Dataset items:
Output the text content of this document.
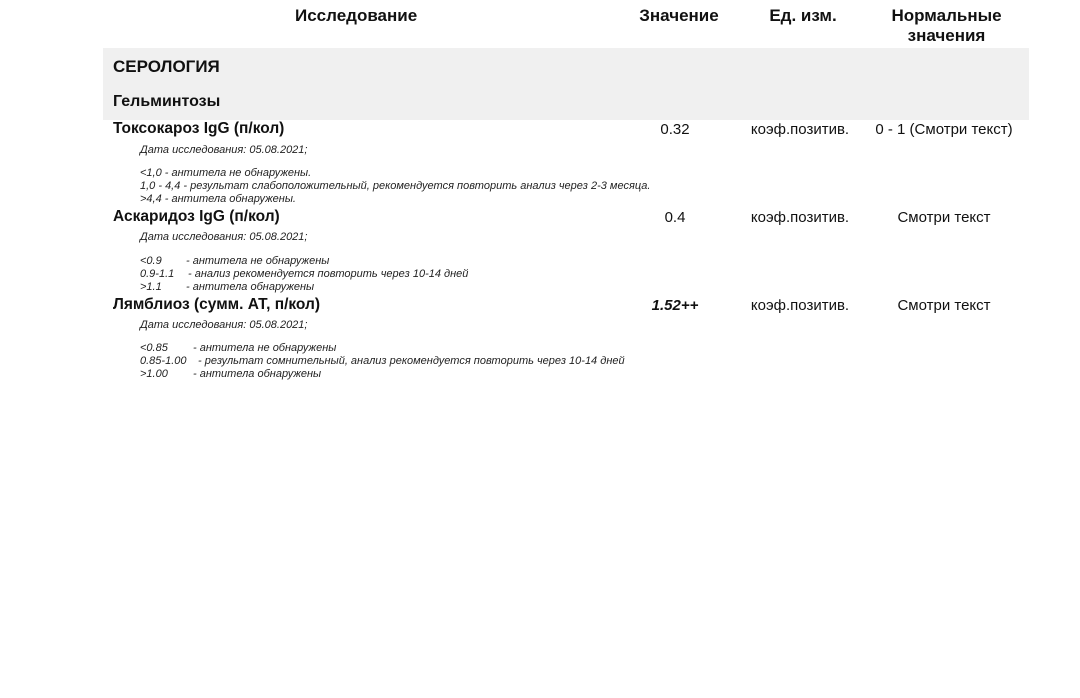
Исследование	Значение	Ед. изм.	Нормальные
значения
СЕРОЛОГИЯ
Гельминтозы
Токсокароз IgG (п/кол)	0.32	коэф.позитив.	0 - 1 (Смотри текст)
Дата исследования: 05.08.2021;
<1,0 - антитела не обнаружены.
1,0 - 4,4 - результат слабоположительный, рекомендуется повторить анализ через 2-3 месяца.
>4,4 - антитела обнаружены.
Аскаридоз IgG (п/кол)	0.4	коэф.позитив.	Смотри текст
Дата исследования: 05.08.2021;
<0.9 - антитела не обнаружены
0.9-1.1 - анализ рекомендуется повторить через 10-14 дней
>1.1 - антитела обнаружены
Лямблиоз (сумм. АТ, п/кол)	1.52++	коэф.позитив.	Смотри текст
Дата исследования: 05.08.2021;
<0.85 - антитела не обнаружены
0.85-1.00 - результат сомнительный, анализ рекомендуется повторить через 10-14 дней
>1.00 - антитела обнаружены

* TASK PROMPT *
Repeat the data exactly, without the pictures.

* REPLY TO THE TASK *
Output the text content of this document.
Исследование	Значение	Ед. изм.	Нормальные
значения
СЕРОЛОГИЯ
Гельминтозы
Токсокароз IgG (п/кол)	0.32	коэф.позитив.	0 - 1 (Смотри текст)
Дата исследования: 05.08.2021;
<1,0 - антитела не обнаружены.
1,0 - 4,4 - результат слабоположительный, рекомендуется повторить анализ через 2-3 месяца.
>4,4 - антитела обнаружены.
Аскаридоз IgG (п/кол)	0.4	коэф.позитив.	Смотри текст
Дата исследования: 05.08.2021;
<0.9 - антитела не обнаружены
0.9-1.1 - анализ рекомендуется повторить через 10-14 дней
>1.1 - антитела обнаружены
Лямблиоз (сумм. АТ, п/кол)	1.52++	коэф.позитив.	Смотри текст
Дата исследования: 05.08.2021;
<0.85 - антитела не обнаружены
0.85-1.00 - результат сомнительный, анализ рекомендуется повторить через 10-14 дней
>1.00 - антитела обнаружены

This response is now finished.